• [INPUT ROWS]
☆ ☆ ☆ ☆ ☆ ☆ ☆

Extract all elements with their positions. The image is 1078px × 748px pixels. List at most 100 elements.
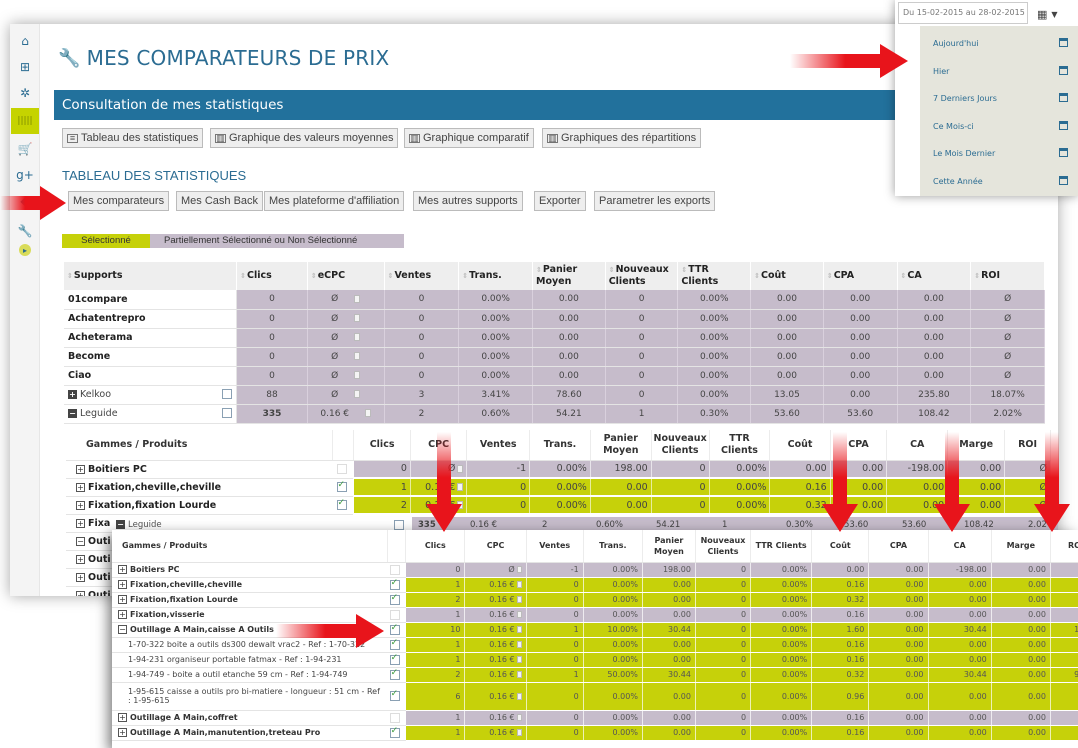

☆ ☆ ☆ ☆ ☆ ☆ ☆

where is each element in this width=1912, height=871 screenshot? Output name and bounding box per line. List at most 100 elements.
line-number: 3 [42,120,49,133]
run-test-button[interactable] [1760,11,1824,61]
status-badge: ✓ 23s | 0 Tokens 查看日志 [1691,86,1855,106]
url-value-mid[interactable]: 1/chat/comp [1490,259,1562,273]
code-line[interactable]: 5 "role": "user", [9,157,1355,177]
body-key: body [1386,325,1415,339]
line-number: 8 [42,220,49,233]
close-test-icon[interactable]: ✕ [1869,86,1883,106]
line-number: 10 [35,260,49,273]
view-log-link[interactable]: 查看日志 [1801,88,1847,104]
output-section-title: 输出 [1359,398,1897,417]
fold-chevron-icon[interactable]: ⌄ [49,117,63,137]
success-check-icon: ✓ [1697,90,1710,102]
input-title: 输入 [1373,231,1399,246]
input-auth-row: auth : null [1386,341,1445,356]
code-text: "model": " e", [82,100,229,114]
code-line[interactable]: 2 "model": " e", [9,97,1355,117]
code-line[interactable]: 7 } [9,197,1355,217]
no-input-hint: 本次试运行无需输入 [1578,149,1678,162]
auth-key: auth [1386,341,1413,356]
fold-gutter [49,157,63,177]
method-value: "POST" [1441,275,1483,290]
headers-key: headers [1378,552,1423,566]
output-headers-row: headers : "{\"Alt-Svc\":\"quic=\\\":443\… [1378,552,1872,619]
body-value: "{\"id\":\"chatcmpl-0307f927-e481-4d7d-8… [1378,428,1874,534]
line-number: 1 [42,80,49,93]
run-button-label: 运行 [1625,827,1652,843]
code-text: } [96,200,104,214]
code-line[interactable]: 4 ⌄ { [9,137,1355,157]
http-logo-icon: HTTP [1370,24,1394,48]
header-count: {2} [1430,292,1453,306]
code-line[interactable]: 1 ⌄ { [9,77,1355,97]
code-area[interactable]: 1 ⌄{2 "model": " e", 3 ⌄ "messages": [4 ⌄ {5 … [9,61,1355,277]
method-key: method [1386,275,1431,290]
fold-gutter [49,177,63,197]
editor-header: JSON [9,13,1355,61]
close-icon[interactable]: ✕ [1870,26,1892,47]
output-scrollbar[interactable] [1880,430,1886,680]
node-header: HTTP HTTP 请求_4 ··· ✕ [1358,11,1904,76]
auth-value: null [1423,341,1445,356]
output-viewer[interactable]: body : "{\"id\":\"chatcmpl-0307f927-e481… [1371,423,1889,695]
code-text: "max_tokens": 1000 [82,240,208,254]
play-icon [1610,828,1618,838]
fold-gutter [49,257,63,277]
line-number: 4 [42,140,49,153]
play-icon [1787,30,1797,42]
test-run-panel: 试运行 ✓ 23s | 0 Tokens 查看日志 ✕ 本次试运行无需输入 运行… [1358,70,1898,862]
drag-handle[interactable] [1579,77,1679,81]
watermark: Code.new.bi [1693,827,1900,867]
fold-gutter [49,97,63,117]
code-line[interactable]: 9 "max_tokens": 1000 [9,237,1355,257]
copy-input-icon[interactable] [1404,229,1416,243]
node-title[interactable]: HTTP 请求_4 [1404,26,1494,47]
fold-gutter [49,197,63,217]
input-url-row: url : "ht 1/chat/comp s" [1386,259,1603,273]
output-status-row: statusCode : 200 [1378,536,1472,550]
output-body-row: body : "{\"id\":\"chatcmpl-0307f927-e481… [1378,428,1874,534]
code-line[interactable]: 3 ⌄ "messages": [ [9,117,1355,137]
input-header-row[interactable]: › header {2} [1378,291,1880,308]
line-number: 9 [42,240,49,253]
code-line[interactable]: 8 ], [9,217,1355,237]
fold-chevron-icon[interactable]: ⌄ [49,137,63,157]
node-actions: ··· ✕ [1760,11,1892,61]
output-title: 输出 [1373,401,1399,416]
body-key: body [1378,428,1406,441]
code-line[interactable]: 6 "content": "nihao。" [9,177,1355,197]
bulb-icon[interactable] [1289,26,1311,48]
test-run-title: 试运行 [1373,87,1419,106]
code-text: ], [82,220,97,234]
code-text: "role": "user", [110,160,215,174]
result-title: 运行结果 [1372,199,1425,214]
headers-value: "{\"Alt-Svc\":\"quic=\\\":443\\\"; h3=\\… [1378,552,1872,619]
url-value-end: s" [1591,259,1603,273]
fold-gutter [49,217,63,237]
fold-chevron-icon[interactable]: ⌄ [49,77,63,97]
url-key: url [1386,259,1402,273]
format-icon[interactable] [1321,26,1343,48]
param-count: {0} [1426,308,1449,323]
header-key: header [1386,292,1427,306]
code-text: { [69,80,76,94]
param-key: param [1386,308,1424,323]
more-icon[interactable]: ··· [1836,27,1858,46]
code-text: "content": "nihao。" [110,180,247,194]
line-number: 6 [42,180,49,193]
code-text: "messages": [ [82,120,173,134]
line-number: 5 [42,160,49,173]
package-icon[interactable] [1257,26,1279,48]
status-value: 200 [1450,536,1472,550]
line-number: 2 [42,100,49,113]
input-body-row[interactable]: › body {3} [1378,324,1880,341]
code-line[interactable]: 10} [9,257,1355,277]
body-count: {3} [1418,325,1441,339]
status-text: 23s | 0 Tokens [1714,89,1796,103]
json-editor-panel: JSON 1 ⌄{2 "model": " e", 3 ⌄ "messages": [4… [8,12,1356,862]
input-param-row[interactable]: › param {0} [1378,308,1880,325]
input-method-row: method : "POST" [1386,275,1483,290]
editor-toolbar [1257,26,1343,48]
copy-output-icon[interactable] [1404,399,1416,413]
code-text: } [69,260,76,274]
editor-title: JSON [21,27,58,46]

☆ ☆ ☆ ☆ ☆ ☆ ☆

• [WHAT TO PRODUCE] Transcribe the listing lines verbatim, from the line with "where is each" to the line with "url-value-mid[interactable]: 1/chat/comp [1490,259,1562,273]", both included.

• [RESPONSE]
where is each element in this width=1912, height=871 screenshot? Output name and bounding box per line. List at most 100 elements.
line-number: 3 [42,120,49,133]
run-test-button[interactable] [1760,11,1824,61]
status-badge: ✓ 23s | 0 Tokens 查看日志 [1691,86,1855,106]
url-value-mid[interactable]: 1/chat/comp [1490,259,1562,273]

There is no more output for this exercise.